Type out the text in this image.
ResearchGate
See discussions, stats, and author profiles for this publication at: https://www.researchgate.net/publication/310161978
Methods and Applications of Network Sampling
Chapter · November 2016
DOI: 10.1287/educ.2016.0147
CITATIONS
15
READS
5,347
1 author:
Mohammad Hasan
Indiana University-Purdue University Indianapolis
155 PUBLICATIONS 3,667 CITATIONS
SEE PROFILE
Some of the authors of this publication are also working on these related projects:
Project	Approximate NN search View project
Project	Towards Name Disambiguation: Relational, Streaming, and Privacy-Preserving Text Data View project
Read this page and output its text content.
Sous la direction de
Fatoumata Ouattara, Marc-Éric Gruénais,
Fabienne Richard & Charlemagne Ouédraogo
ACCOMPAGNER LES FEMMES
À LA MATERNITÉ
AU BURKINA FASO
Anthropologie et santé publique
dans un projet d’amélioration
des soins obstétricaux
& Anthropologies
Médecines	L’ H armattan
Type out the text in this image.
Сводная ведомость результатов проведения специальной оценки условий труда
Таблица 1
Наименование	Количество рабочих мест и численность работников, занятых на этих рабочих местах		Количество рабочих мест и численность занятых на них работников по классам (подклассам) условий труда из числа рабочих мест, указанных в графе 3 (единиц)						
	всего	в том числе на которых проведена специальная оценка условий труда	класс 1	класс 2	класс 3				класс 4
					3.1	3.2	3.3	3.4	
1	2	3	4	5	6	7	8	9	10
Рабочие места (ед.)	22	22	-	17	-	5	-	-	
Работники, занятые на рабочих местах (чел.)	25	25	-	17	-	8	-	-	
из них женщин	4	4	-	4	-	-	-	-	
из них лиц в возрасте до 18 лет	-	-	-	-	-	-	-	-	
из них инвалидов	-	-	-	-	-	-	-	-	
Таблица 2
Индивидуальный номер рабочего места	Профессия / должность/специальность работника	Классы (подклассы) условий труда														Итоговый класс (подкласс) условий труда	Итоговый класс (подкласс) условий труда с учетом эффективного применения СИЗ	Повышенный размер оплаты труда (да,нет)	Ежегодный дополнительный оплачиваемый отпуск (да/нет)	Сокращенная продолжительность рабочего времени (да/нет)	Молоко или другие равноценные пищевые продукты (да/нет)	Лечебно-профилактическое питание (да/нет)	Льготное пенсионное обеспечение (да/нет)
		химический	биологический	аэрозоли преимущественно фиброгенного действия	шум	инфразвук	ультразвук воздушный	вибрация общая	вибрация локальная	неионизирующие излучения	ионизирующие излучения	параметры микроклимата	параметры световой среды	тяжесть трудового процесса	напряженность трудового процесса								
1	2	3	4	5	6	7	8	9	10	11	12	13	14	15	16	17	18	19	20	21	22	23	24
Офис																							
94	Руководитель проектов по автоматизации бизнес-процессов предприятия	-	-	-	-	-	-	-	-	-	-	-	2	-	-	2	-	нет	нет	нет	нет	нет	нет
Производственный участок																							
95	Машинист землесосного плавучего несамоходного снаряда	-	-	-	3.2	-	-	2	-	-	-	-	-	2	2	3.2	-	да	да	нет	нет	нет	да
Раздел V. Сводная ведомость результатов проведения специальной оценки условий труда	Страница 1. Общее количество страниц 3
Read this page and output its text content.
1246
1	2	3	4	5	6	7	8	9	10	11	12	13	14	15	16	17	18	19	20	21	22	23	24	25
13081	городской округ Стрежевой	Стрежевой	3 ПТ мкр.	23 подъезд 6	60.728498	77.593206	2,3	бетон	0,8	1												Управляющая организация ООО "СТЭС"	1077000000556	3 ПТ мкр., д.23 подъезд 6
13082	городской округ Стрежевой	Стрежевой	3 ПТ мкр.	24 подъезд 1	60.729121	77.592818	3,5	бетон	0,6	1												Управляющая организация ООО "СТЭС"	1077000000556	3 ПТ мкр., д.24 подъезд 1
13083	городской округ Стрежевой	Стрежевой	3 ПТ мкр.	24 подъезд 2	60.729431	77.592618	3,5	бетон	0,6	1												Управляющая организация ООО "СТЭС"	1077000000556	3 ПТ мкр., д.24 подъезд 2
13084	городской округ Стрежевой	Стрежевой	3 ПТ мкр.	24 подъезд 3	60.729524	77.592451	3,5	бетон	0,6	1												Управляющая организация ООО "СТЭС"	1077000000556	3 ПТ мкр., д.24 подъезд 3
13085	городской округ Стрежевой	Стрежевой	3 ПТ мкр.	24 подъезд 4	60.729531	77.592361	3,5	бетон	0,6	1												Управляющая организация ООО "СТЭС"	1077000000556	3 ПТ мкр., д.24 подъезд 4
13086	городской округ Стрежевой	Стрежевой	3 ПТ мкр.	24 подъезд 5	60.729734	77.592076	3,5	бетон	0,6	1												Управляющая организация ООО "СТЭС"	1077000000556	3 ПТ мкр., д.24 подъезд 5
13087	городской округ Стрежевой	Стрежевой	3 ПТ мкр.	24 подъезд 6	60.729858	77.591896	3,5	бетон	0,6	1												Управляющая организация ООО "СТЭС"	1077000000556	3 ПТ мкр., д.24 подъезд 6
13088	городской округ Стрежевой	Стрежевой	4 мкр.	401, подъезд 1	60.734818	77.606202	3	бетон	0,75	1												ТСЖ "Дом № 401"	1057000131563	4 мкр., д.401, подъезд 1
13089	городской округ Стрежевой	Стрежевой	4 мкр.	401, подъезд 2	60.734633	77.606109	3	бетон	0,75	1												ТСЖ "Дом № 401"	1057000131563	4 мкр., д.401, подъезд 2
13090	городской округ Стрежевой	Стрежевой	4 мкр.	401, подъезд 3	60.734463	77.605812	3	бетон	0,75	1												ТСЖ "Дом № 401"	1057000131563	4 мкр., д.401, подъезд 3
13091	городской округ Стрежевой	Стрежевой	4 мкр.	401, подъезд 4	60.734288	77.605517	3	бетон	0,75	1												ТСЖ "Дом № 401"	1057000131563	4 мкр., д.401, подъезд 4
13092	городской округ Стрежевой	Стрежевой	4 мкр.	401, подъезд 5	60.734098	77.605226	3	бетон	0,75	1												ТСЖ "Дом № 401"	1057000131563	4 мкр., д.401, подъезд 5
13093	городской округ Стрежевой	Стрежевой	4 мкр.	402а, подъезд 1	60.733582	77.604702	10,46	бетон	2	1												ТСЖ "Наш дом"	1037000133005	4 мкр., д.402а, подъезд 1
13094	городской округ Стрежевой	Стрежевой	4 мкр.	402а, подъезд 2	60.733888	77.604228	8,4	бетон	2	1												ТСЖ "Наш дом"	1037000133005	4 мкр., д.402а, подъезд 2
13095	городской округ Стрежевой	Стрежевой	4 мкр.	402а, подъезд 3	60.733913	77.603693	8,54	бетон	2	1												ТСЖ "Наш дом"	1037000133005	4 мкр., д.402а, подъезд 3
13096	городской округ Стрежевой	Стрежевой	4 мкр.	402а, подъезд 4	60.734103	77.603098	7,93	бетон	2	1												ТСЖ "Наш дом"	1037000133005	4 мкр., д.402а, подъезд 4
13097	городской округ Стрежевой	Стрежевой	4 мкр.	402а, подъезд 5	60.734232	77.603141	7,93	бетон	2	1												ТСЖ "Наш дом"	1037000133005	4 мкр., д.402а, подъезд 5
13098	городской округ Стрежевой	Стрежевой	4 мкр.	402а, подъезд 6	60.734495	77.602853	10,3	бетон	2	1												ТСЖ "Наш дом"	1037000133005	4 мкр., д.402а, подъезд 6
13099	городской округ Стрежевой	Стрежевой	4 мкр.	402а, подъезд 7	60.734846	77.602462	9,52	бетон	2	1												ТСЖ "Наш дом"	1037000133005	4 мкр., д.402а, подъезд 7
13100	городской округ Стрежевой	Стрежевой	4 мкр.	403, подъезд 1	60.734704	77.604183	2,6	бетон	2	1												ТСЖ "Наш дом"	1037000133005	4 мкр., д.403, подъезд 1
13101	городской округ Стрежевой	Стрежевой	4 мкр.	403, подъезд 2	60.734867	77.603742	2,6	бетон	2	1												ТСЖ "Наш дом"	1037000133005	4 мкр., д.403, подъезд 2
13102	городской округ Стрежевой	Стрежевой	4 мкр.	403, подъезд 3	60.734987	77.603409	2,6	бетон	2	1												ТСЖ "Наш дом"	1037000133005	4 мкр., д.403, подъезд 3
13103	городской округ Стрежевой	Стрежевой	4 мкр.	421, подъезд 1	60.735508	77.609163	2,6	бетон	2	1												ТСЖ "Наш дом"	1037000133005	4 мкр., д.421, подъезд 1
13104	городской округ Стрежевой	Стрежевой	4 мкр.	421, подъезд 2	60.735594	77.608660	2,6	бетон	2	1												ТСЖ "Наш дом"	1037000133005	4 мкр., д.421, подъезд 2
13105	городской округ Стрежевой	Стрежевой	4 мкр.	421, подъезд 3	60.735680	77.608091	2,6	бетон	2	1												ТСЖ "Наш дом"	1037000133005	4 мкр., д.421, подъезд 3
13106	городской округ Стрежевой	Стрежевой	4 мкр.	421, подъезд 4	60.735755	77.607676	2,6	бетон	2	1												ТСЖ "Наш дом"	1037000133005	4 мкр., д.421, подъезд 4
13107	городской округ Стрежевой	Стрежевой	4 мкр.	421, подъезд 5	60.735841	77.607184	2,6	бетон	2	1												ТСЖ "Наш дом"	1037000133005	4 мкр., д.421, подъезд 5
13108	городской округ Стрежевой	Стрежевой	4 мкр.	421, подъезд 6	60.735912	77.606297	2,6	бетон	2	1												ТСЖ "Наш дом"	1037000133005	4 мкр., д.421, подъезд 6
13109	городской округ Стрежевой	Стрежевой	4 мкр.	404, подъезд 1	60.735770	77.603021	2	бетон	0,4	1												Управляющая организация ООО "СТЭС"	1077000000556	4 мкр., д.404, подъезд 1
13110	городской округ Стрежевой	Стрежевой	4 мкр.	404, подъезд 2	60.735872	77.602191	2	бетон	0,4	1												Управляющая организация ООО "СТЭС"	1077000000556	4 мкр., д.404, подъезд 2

= = = = =

→ Prompt: Show every line of the listing in which the string "рабочих" can be found.

→ Solution:
Наименование	Количество рабочих мест и численность работников, занятых на этих рабочих местах		Количество рабочих мест и численность занятых на них работников по классам (подклассам) условий труда из числа рабочих мест, указанных в графе 3 (единиц)						
Работники, занятые на рабочих местах (чел.)	25	25	-	17	-	8	-	-	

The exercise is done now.